WORK REQUIRED: Give back a single number, the count of lines containing the word "symbol".

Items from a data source
--------------------

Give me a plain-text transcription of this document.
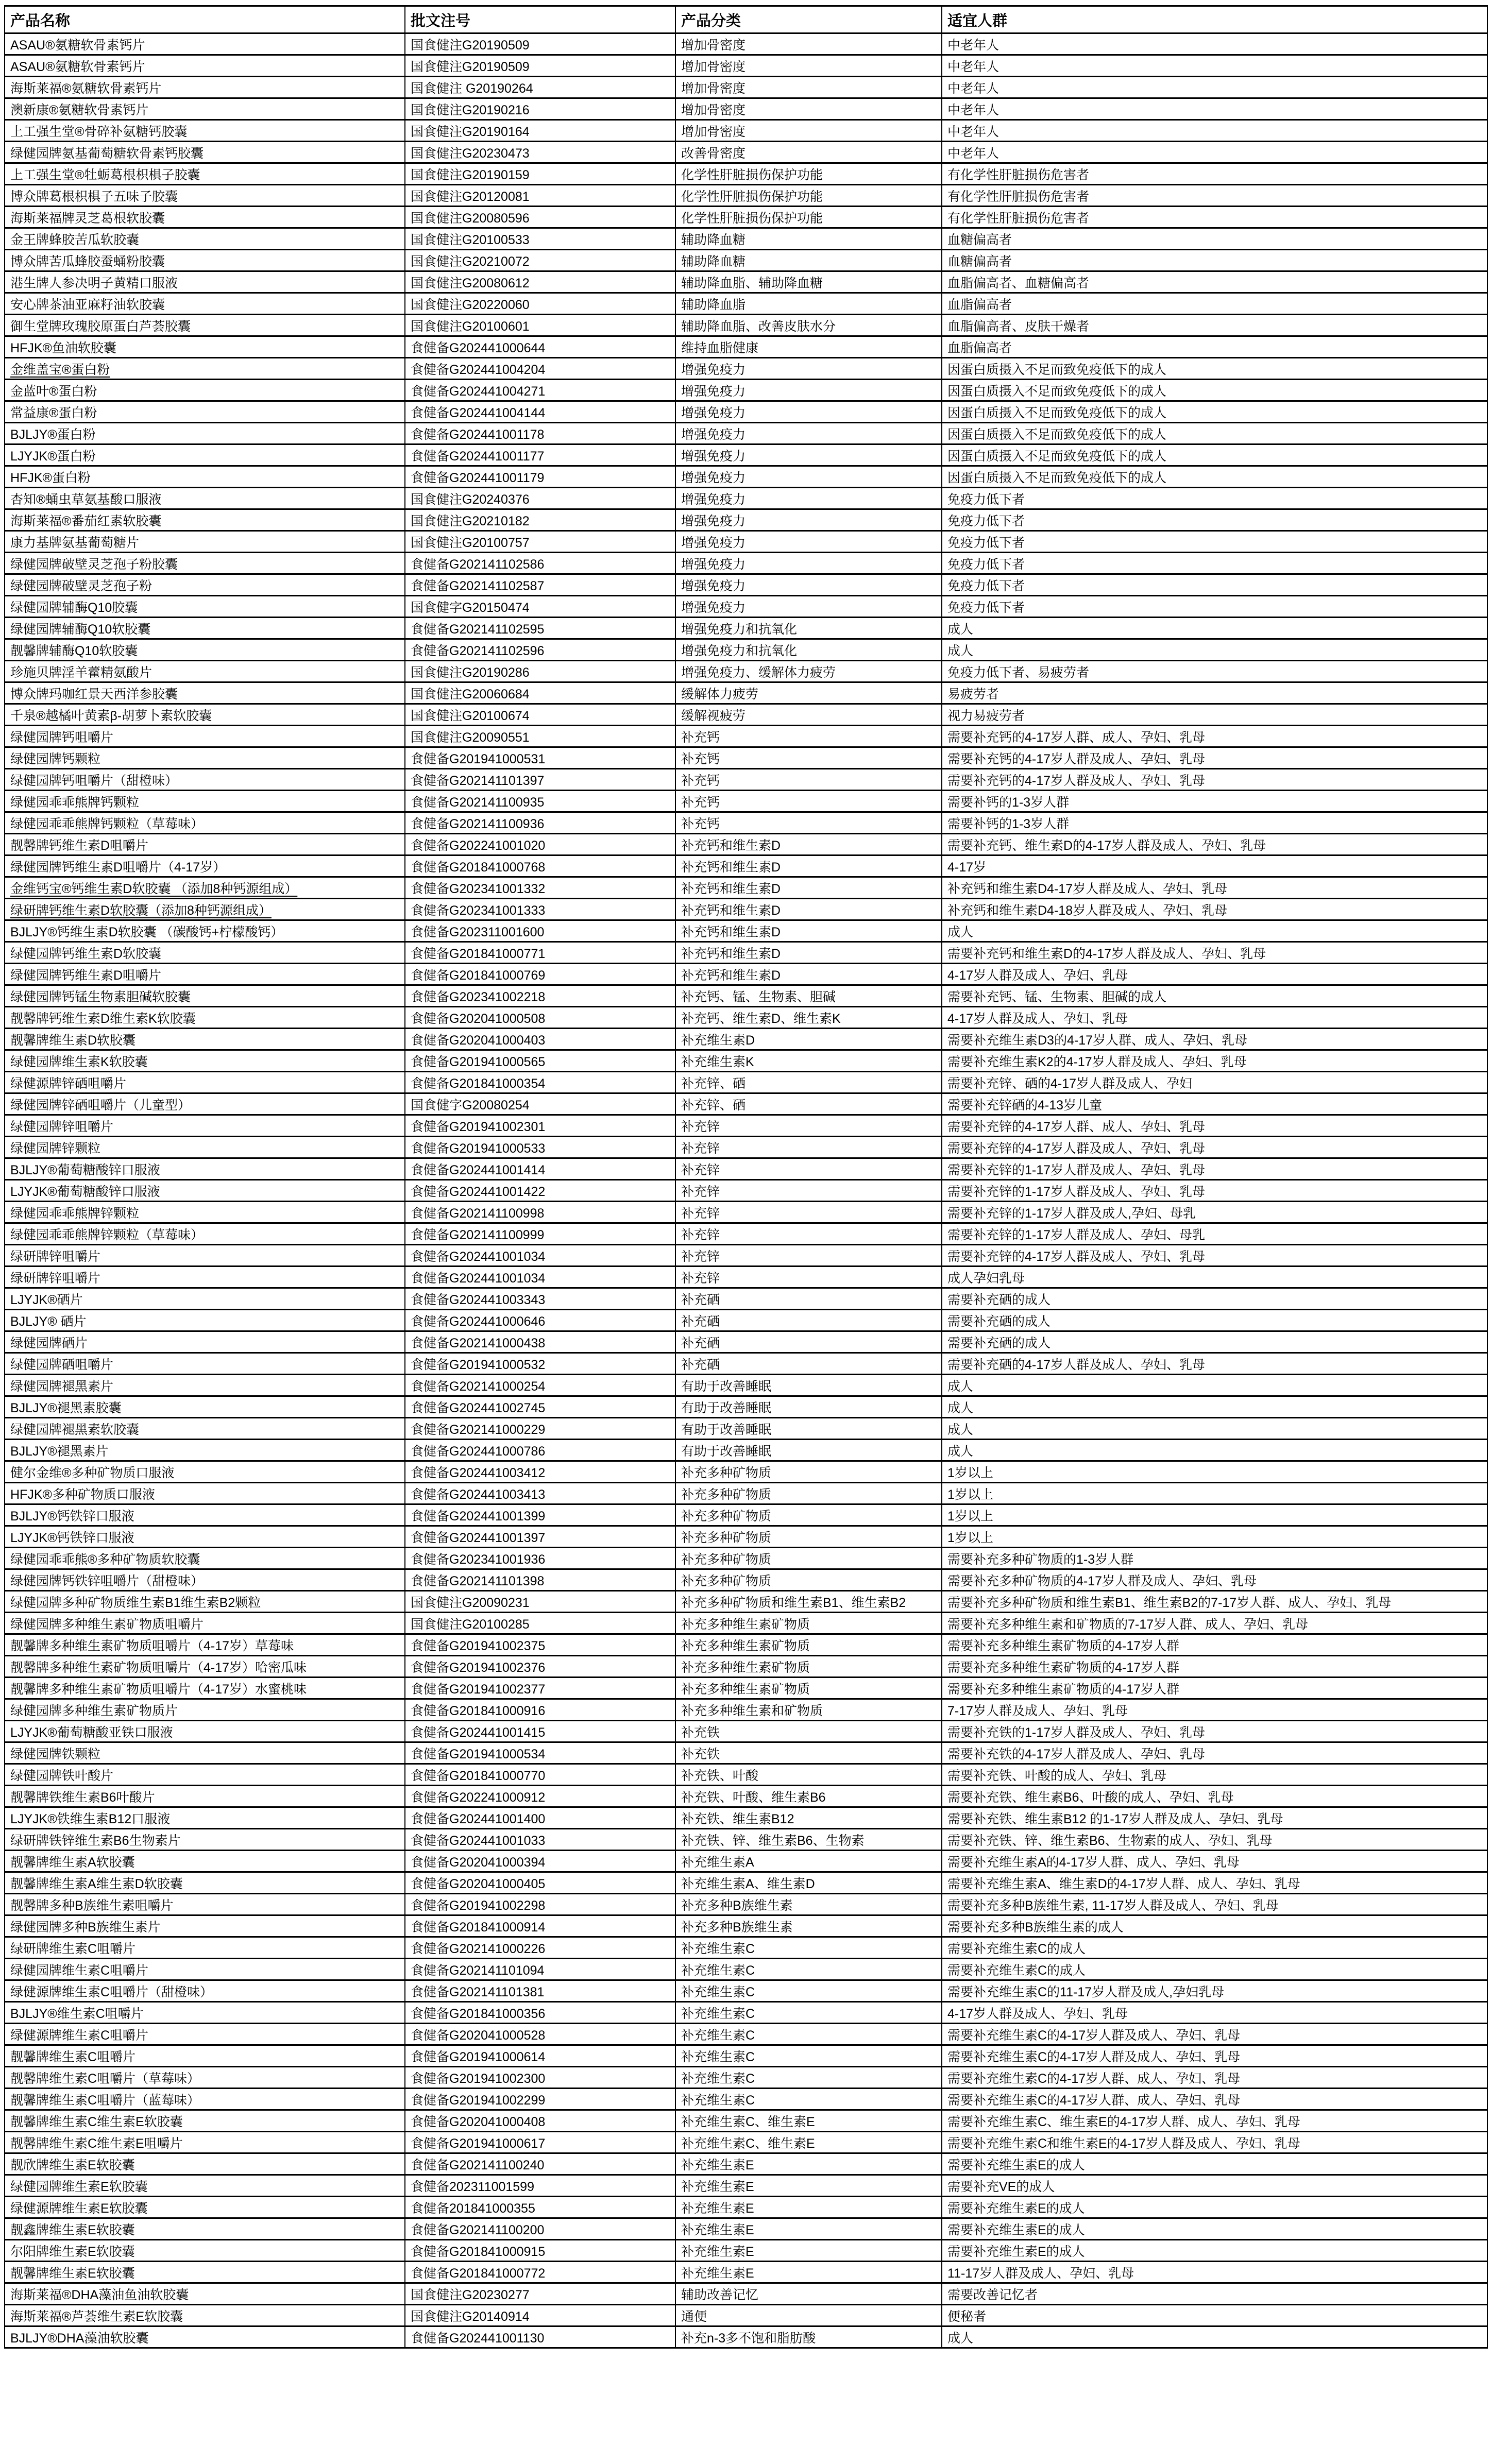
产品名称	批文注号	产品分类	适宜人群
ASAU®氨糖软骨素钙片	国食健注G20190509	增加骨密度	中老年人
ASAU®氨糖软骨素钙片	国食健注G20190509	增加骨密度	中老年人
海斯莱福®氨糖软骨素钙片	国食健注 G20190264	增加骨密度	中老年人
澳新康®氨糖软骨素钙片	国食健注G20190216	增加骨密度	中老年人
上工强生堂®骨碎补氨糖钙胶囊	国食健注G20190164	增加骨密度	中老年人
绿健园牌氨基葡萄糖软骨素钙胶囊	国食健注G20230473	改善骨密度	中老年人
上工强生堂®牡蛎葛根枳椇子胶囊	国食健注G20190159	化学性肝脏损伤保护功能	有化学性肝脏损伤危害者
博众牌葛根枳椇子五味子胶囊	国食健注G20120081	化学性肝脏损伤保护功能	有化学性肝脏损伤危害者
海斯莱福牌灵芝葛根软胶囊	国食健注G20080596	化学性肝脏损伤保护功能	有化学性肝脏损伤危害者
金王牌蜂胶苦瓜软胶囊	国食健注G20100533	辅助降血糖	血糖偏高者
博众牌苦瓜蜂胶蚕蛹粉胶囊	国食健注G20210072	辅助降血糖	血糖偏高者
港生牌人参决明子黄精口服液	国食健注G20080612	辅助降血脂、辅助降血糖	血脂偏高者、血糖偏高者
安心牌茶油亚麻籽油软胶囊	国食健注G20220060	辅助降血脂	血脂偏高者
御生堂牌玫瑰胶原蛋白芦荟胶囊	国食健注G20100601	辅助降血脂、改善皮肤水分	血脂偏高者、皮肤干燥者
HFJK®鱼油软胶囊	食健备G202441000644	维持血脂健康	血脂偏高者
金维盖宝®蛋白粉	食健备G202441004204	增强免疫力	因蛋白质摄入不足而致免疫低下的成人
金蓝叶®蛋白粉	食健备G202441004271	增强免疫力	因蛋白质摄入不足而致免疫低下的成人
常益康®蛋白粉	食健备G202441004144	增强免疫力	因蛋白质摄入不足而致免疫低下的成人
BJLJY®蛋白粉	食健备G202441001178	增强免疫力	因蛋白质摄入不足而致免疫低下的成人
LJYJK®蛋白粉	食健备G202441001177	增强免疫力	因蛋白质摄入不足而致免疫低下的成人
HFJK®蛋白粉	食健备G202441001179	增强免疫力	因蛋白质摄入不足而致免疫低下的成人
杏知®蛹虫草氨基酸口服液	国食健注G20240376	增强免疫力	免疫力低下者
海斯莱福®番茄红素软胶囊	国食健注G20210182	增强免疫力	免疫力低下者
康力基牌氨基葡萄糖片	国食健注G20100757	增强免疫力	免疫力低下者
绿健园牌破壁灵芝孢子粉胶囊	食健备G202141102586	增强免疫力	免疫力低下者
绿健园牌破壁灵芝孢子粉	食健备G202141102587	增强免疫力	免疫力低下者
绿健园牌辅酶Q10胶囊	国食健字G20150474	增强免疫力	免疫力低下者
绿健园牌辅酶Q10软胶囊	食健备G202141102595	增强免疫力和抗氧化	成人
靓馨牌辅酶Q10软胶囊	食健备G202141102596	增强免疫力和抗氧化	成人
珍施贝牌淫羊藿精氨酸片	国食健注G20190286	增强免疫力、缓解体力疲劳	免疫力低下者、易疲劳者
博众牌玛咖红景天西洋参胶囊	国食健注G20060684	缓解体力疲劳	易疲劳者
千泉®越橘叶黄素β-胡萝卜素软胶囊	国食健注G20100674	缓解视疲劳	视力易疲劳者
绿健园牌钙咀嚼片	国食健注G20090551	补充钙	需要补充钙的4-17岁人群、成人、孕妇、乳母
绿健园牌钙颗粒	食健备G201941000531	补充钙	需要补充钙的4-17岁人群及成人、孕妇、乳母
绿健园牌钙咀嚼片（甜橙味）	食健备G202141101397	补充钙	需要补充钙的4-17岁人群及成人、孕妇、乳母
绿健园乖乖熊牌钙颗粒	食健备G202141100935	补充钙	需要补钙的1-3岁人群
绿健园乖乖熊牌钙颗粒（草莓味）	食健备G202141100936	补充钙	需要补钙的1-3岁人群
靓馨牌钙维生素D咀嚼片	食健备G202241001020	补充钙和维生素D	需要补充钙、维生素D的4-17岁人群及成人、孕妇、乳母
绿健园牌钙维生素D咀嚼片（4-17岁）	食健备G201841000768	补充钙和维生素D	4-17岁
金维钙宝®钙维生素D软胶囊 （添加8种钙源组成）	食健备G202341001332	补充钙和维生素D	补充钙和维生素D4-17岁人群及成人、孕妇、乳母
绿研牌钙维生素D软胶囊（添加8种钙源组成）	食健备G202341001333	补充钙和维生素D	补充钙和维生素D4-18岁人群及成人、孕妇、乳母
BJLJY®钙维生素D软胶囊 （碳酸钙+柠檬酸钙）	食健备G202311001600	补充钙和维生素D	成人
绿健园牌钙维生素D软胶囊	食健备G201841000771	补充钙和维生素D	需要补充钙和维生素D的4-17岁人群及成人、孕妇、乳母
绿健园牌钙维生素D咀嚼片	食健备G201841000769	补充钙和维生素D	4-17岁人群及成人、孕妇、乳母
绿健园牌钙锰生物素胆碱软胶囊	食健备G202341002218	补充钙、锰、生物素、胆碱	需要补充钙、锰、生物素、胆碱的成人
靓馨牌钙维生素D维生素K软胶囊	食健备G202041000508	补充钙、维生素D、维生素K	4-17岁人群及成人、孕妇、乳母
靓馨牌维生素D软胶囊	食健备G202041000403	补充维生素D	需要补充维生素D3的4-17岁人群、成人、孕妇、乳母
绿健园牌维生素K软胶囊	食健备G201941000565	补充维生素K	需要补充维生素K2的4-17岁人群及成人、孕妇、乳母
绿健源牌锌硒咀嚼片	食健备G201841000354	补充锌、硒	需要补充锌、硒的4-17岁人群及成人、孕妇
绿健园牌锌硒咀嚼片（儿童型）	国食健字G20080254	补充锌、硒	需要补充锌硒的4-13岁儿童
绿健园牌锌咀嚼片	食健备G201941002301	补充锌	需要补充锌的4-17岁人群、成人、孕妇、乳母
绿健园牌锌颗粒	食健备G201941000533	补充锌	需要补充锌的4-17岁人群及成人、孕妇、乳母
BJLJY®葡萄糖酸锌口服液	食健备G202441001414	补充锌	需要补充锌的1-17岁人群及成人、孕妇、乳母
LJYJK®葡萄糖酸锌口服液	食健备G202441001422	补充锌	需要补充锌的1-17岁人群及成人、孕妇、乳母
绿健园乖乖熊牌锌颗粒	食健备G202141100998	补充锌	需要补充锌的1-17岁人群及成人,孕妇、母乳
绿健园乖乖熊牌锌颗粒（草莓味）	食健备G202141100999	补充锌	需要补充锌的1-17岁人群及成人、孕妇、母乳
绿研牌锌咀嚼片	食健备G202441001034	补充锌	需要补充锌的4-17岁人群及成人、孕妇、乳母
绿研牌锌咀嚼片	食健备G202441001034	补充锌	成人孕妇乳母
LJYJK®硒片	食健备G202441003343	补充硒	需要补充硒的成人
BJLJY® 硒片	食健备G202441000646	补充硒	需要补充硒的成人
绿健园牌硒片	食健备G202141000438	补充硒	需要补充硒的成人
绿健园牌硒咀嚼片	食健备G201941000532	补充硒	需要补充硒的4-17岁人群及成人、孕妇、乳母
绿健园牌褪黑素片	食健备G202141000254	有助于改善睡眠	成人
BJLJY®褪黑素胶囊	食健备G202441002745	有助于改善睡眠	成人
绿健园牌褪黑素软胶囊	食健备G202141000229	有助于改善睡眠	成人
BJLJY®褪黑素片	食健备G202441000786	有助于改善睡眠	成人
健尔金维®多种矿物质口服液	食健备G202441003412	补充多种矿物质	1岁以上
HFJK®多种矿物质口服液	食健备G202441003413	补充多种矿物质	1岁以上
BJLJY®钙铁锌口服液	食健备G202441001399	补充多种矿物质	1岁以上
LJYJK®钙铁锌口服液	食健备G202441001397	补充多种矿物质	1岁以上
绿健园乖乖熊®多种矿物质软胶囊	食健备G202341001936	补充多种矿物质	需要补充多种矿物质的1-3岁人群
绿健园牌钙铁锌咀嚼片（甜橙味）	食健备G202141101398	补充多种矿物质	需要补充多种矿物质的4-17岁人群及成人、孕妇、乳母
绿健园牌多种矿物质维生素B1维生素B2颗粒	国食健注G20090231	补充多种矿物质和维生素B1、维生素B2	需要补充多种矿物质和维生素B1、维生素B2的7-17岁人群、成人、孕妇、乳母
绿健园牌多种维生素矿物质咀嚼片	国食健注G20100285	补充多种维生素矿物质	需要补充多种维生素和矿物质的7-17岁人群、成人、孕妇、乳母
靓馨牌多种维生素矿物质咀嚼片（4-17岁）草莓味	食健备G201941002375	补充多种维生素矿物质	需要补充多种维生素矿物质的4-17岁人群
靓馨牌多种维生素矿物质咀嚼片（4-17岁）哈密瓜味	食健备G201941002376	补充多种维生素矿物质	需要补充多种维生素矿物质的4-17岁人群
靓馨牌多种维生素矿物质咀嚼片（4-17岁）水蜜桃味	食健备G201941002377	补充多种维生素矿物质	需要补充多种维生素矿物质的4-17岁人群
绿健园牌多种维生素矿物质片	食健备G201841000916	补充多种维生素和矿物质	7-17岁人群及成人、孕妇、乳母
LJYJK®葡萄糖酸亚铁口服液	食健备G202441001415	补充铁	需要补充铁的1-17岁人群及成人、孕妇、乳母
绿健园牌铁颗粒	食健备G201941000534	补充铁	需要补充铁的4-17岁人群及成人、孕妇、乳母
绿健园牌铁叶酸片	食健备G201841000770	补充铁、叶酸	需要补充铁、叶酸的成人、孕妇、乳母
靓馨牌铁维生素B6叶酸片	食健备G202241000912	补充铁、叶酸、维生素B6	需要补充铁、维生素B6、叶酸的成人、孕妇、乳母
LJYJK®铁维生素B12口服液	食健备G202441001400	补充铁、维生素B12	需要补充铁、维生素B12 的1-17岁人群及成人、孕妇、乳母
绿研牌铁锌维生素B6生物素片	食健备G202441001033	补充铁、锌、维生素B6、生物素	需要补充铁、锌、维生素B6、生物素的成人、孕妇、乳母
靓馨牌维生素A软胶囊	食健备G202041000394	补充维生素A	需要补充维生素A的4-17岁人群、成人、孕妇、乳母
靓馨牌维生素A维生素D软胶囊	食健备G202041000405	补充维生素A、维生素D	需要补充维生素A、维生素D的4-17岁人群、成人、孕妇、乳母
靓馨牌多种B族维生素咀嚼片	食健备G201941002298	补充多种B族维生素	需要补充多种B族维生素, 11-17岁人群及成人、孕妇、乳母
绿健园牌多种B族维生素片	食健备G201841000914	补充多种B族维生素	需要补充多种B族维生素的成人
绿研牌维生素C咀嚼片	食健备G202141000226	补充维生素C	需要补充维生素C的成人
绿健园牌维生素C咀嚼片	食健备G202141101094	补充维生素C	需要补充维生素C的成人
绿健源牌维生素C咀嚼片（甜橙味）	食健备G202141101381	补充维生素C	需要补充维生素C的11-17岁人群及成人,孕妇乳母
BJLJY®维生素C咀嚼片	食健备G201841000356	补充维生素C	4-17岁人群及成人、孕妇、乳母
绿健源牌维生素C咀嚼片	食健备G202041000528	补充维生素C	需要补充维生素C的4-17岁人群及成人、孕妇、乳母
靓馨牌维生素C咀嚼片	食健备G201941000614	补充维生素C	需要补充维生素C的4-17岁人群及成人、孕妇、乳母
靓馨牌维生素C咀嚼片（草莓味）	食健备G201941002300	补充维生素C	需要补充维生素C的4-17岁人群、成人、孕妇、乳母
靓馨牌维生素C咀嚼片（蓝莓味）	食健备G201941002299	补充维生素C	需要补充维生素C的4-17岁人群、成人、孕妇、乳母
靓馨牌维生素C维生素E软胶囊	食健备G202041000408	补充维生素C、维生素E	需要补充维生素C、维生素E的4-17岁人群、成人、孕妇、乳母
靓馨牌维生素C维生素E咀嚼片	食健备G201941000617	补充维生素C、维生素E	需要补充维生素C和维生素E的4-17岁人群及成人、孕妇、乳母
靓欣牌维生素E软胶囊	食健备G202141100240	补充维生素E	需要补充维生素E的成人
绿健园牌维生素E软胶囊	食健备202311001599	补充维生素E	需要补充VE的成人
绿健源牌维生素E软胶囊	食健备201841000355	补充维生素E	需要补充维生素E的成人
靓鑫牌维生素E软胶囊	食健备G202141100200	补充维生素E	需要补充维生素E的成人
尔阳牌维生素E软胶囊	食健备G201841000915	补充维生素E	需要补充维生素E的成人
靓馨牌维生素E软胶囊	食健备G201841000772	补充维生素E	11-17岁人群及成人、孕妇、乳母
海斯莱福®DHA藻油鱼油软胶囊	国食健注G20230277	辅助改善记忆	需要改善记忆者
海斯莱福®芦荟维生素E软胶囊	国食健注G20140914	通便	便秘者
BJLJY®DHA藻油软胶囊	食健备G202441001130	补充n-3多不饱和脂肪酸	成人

--------------------

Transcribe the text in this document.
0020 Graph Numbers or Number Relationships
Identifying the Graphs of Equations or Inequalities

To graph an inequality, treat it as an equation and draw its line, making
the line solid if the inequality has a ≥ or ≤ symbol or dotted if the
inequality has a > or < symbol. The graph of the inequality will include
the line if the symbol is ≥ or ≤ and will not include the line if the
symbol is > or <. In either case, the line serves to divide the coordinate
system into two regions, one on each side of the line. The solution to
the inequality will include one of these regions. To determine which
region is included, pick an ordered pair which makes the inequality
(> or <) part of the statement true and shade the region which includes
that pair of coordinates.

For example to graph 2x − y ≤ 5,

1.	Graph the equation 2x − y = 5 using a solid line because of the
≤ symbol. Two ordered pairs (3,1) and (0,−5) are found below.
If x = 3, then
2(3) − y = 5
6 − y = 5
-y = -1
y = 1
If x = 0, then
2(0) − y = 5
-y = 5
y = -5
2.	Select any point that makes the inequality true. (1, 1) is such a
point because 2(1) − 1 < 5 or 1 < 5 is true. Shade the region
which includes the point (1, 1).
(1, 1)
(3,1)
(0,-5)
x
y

--------------------

TASK ANSWER: 5